(Excerpts from a layout annotation set)
+ + +

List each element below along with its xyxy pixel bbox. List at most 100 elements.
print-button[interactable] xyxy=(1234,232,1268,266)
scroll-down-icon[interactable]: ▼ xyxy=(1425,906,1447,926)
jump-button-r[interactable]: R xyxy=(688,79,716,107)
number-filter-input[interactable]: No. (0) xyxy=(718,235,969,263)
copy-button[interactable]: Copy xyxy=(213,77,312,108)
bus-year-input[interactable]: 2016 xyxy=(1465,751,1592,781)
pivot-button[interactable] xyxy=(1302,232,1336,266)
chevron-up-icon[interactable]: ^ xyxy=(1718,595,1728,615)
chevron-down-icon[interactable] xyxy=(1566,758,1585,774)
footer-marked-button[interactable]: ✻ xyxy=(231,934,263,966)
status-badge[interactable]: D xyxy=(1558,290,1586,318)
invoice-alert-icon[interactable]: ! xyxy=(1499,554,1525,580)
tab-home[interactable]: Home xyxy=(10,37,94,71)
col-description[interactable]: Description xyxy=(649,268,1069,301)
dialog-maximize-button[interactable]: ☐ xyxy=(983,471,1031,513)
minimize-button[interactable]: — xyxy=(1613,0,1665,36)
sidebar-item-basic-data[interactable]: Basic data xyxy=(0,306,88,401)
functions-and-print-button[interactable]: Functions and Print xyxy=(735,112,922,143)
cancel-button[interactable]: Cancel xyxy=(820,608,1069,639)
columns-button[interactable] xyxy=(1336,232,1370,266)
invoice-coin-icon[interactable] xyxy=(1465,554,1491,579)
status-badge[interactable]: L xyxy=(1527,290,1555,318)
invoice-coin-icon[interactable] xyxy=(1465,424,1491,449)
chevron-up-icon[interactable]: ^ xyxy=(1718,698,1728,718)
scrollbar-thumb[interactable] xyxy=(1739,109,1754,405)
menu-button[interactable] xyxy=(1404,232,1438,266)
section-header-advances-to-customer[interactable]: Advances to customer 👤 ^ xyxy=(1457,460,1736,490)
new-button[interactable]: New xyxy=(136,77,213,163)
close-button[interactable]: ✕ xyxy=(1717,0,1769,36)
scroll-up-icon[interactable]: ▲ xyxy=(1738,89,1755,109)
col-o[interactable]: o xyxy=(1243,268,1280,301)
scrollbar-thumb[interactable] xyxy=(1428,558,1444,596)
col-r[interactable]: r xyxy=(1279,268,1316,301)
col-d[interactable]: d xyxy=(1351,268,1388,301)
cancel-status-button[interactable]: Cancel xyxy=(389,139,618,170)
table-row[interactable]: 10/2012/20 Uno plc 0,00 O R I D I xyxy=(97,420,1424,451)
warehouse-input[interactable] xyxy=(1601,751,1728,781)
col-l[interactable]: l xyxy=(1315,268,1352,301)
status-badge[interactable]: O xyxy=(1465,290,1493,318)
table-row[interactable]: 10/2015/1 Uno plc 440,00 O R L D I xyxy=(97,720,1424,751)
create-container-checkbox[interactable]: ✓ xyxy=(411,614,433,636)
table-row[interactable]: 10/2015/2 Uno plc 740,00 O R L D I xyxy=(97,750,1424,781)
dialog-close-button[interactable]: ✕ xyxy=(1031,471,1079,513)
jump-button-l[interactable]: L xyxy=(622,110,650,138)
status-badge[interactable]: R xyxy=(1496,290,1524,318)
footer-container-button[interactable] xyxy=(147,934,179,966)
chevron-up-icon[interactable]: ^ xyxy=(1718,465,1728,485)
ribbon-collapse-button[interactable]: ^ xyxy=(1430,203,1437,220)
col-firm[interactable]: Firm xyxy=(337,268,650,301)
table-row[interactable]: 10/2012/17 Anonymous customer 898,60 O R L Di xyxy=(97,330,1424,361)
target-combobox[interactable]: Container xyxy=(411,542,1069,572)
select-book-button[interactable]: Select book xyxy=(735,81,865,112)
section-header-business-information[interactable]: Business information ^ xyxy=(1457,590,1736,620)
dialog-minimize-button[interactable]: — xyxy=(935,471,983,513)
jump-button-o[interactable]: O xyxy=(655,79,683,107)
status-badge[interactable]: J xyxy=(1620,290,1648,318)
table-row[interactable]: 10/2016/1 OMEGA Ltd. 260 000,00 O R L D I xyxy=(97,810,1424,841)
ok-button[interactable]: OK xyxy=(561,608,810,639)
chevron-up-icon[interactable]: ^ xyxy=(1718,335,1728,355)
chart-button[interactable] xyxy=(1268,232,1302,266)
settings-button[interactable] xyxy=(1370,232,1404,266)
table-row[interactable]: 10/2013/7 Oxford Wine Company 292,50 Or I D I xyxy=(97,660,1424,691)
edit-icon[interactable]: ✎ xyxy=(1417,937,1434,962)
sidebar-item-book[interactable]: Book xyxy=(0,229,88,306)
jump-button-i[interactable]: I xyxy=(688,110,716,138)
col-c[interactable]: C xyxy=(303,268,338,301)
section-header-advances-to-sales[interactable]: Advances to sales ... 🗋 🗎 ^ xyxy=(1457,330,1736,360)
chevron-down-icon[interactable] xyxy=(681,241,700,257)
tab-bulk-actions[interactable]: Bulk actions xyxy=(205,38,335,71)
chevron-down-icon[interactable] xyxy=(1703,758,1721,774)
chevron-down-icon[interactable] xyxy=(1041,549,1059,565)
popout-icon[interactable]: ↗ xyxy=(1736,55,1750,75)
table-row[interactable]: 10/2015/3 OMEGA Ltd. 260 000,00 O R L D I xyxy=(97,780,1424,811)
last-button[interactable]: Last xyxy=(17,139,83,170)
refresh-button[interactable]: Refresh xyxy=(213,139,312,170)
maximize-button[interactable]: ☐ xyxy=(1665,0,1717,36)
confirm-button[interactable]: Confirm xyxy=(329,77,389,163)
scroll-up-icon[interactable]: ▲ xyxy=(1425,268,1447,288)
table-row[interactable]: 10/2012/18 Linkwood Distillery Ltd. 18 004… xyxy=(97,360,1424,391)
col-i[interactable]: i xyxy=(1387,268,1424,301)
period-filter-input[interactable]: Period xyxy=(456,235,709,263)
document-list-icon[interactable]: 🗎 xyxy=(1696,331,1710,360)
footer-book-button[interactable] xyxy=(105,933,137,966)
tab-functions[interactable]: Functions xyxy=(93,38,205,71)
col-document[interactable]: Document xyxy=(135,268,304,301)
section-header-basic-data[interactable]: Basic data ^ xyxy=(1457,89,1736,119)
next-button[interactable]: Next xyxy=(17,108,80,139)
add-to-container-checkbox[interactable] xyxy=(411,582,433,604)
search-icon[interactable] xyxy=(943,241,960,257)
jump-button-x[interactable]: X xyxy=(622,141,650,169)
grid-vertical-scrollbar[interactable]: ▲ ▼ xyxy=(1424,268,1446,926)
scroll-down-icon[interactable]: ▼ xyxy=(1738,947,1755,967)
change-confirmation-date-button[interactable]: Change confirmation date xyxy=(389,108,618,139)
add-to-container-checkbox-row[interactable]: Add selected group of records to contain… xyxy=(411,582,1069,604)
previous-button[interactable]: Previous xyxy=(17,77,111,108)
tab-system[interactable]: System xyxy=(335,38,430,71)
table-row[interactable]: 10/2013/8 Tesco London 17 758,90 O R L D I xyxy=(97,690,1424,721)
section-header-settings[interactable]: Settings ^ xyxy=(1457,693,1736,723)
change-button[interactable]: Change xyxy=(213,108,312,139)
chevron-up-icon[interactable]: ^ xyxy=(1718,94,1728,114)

+ + +

Copy out word for word every line from the start of the records through the line that contains "copy-button[interactable]: Copy xyxy=(213,77,312,108)", including that line.

Completed exercise
List each element below along with its xyxy pixel bbox. List at most 100 elements.
print-button[interactable] xyxy=(1234,232,1268,266)
scroll-down-icon[interactable]: ▼ xyxy=(1425,906,1447,926)
jump-button-r[interactable]: R xyxy=(688,79,716,107)
number-filter-input[interactable]: No. (0) xyxy=(718,235,969,263)
copy-button[interactable]: Copy xyxy=(213,77,312,108)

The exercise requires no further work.